- [CHALLENGE] Out of all the lines below, count those with the word "Dick". Give the number only.

- [EXERCISE INPUT]
═══

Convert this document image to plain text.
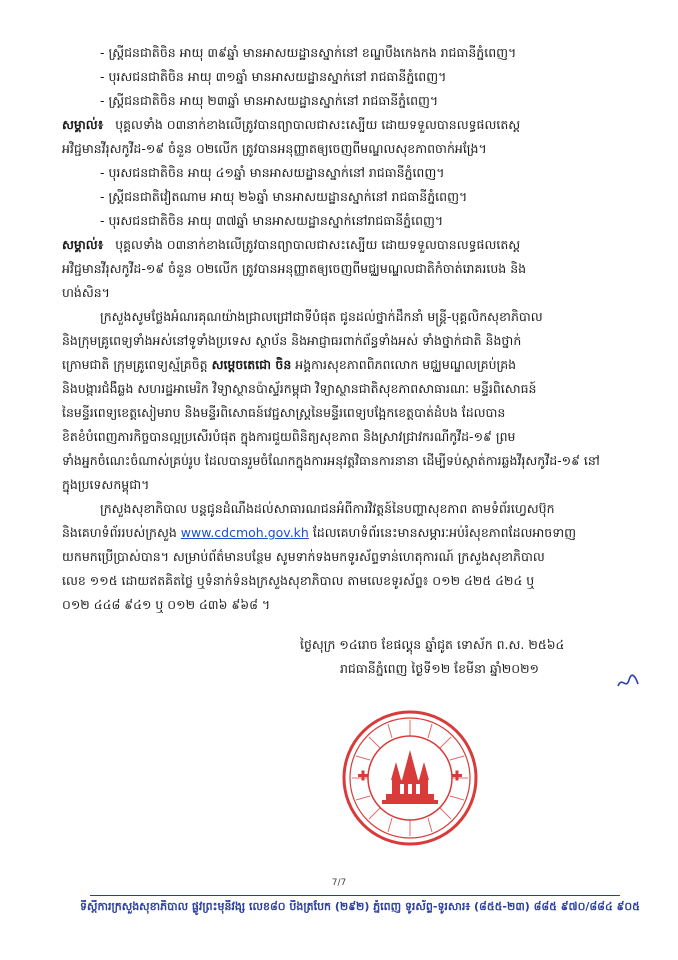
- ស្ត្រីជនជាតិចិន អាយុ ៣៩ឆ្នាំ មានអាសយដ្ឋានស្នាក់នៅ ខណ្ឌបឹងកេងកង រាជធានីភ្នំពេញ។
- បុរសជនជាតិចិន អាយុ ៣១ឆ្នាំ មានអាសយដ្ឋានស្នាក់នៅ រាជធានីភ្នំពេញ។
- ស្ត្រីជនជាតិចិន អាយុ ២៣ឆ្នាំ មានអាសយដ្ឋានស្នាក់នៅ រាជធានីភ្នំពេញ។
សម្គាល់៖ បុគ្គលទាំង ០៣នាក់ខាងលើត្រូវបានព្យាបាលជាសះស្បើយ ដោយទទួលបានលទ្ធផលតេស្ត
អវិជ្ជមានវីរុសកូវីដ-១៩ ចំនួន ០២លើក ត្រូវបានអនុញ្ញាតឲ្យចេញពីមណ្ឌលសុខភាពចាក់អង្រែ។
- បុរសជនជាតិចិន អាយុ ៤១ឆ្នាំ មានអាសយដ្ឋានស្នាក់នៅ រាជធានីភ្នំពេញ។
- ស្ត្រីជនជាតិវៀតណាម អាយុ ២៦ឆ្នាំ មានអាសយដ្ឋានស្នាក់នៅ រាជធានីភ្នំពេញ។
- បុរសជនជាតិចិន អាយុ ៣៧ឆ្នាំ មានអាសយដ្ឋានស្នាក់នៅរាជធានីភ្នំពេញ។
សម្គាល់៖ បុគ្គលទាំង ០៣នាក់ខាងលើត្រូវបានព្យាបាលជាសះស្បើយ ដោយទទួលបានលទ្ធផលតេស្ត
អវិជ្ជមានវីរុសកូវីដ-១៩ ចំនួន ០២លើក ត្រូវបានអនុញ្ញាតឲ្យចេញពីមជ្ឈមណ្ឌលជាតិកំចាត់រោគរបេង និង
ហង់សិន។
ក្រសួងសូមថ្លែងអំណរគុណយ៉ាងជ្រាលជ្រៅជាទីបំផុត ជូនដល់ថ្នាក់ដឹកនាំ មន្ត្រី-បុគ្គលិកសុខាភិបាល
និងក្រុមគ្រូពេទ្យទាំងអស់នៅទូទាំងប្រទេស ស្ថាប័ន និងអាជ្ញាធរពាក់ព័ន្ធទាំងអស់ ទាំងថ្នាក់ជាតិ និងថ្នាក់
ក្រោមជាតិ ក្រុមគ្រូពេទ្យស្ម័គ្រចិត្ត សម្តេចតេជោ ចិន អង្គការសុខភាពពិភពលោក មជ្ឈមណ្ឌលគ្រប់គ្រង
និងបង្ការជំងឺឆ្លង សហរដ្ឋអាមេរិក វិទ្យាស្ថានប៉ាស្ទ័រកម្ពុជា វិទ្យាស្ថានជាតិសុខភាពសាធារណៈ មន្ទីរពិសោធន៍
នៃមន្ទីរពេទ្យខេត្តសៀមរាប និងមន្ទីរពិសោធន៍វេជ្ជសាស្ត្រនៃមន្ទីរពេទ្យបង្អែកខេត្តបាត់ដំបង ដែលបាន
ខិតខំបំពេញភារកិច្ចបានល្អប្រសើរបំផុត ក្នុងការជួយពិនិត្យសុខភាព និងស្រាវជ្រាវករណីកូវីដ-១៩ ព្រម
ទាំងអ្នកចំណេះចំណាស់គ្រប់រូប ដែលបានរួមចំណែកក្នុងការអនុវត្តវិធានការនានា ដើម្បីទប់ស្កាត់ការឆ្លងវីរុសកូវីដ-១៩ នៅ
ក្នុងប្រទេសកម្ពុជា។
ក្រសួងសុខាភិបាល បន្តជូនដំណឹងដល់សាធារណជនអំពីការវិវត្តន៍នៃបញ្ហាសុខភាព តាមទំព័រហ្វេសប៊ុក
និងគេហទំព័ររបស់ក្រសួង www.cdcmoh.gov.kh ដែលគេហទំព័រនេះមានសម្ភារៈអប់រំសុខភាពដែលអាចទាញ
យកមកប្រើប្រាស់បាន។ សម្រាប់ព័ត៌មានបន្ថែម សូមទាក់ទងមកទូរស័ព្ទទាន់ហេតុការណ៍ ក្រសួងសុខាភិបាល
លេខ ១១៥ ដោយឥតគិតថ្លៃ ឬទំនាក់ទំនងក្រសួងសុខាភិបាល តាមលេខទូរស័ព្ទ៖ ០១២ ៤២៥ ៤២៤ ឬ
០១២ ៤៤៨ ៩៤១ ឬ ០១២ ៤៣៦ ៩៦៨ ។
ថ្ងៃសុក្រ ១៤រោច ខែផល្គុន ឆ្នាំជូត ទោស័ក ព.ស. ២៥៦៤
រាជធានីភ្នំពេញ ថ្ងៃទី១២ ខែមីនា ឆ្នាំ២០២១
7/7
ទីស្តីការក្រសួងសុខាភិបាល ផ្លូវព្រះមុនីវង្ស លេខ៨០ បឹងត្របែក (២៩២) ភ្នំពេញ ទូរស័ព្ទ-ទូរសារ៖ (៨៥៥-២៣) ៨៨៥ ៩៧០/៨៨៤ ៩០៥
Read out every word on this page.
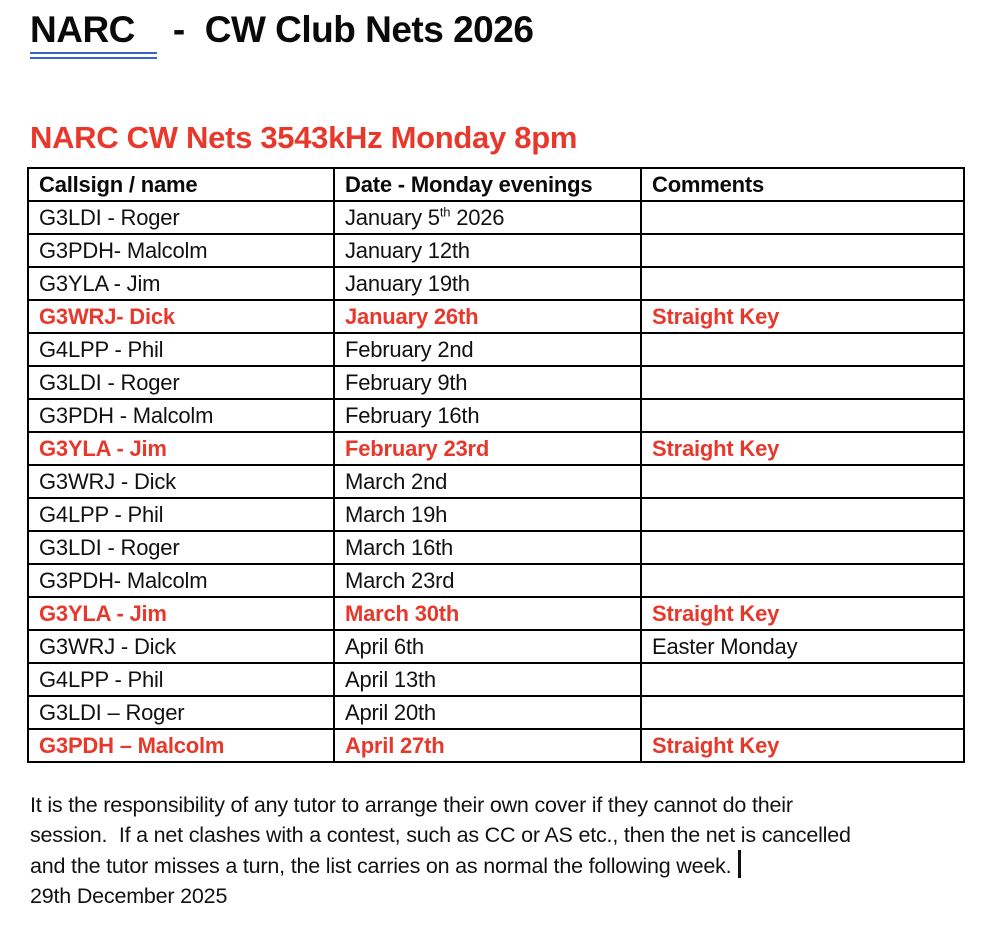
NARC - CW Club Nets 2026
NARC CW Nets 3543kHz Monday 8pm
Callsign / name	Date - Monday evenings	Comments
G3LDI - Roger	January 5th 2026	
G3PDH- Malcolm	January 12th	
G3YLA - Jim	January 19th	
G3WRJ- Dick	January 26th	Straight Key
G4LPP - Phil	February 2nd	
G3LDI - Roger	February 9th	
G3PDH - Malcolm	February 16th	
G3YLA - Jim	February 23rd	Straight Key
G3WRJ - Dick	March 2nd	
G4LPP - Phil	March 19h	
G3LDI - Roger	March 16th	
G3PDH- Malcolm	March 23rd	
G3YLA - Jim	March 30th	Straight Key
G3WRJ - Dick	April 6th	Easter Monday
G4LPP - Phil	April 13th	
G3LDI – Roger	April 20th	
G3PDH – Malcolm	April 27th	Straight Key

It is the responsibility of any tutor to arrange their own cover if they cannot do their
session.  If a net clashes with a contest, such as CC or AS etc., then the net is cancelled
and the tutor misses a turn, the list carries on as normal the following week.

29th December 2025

═══

- [RESULT OF THE TASK] 3